** THE TASK **
Return each entry exactly, omitting nothing.

** SUPPLIED ENTRIES **

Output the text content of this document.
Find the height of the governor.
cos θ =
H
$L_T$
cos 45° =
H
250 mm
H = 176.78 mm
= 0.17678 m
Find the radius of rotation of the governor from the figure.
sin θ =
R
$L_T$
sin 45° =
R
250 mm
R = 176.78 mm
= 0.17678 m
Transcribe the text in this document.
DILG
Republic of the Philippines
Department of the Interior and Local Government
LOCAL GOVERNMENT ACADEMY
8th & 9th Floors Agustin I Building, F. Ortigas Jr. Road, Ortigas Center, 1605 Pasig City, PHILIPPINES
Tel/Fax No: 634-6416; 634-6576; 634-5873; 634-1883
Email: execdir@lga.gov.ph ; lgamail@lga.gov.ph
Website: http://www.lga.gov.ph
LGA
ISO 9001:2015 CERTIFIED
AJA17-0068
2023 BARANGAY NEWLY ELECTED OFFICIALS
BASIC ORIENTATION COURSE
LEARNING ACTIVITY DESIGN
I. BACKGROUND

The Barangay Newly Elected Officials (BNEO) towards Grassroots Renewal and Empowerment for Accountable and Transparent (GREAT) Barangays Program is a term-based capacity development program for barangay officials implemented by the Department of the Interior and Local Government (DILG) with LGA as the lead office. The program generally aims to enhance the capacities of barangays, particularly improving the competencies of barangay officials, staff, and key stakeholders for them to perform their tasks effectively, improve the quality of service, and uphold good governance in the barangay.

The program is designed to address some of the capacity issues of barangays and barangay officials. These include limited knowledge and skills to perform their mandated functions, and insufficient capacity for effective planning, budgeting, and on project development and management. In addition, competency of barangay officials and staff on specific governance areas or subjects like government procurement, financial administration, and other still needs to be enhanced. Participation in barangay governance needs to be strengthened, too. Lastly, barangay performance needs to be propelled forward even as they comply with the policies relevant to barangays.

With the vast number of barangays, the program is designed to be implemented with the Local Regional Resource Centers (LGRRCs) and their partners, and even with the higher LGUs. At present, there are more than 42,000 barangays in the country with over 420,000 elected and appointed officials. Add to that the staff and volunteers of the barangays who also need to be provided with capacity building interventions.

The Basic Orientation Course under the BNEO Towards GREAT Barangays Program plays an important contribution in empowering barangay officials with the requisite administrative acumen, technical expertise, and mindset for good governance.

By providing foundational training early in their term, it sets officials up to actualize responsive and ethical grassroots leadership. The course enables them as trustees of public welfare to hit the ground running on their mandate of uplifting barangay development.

** SOLUTION FOR THIS PROBLEM **
Output the text content of this document.
Find the height of the governor.
cos θ =
H
$L_T$
cos 45° =
H
250 mm
H = 176.78 mm
= 0.17678 m
Find the radius of rotation of the governor from the figure.
sin θ =
R
$L_T$
sin 45° =
R
250 mm
R = 176.78 mm
= 0.17678 m
Transcribe the text in this document.
DILG
Republic of the Philippines
Department of the Interior and Local Government
LOCAL GOVERNMENT ACADEMY
8th & 9th Floors Agustin I Building, F. Ortigas Jr. Road, Ortigas Center, 1605 Pasig City, PHILIPPINES
Tel/Fax No: 634-6416; 634-6576; 634-5873; 634-1883
Email: execdir@lga.gov.ph ; lgamail@lga.gov.ph
Website: http://www.lga.gov.ph
LGA
ISO 9001:2015 CERTIFIED
AJA17-0068
2023 BARANGAY NEWLY ELECTED OFFICIALS
BASIC ORIENTATION COURSE
LEARNING ACTIVITY DESIGN
I. BACKGROUND

The Barangay Newly Elected Officials (BNEO) towards Grassroots Renewal and Empowerment for Accountable and Transparent (GREAT) Barangays Program is a term-based capacity development program for barangay officials implemented by the Department of the Interior and Local Government (DILG) with LGA as the lead office. The program generally aims to enhance the capacities of barangays, particularly improving the competencies of barangay officials, staff, and key stakeholders for them to perform their tasks effectively, improve the quality of service, and uphold good governance in the barangay.

The program is designed to address some of the capacity issues of barangays and barangay officials. These include limited knowledge and skills to perform their mandated functions, and insufficient capacity for effective planning, budgeting, and on project development and management. In addition, competency of barangay officials and staff on specific governance areas or subjects like government procurement, financial administration, and other still needs to be enhanced. Participation in barangay governance needs to be strengthened, too. Lastly, barangay performance needs to be propelled forward even as they comply with the policies relevant to barangays.

With the vast number of barangays, the program is designed to be implemented with the Local Regional Resource Centers (LGRRCs) and their partners, and even with the higher LGUs. At present, there are more than 42,000 barangays in the country with over 420,000 elected and appointed officials. Add to that the staff and volunteers of the barangays who also need to be provided with capacity building interventions.

The Basic Orientation Course under the BNEO Towards GREAT Barangays Program plays an important contribution in empowering barangay officials with the requisite administrative acumen, technical expertise, and mindset for good governance.

By providing foundational training early in their term, it sets officials up to actualize responsive and ethical grassroots leadership. The course enables them as trustees of public welfare to hit the ground running on their mandate of uplifting barangay development.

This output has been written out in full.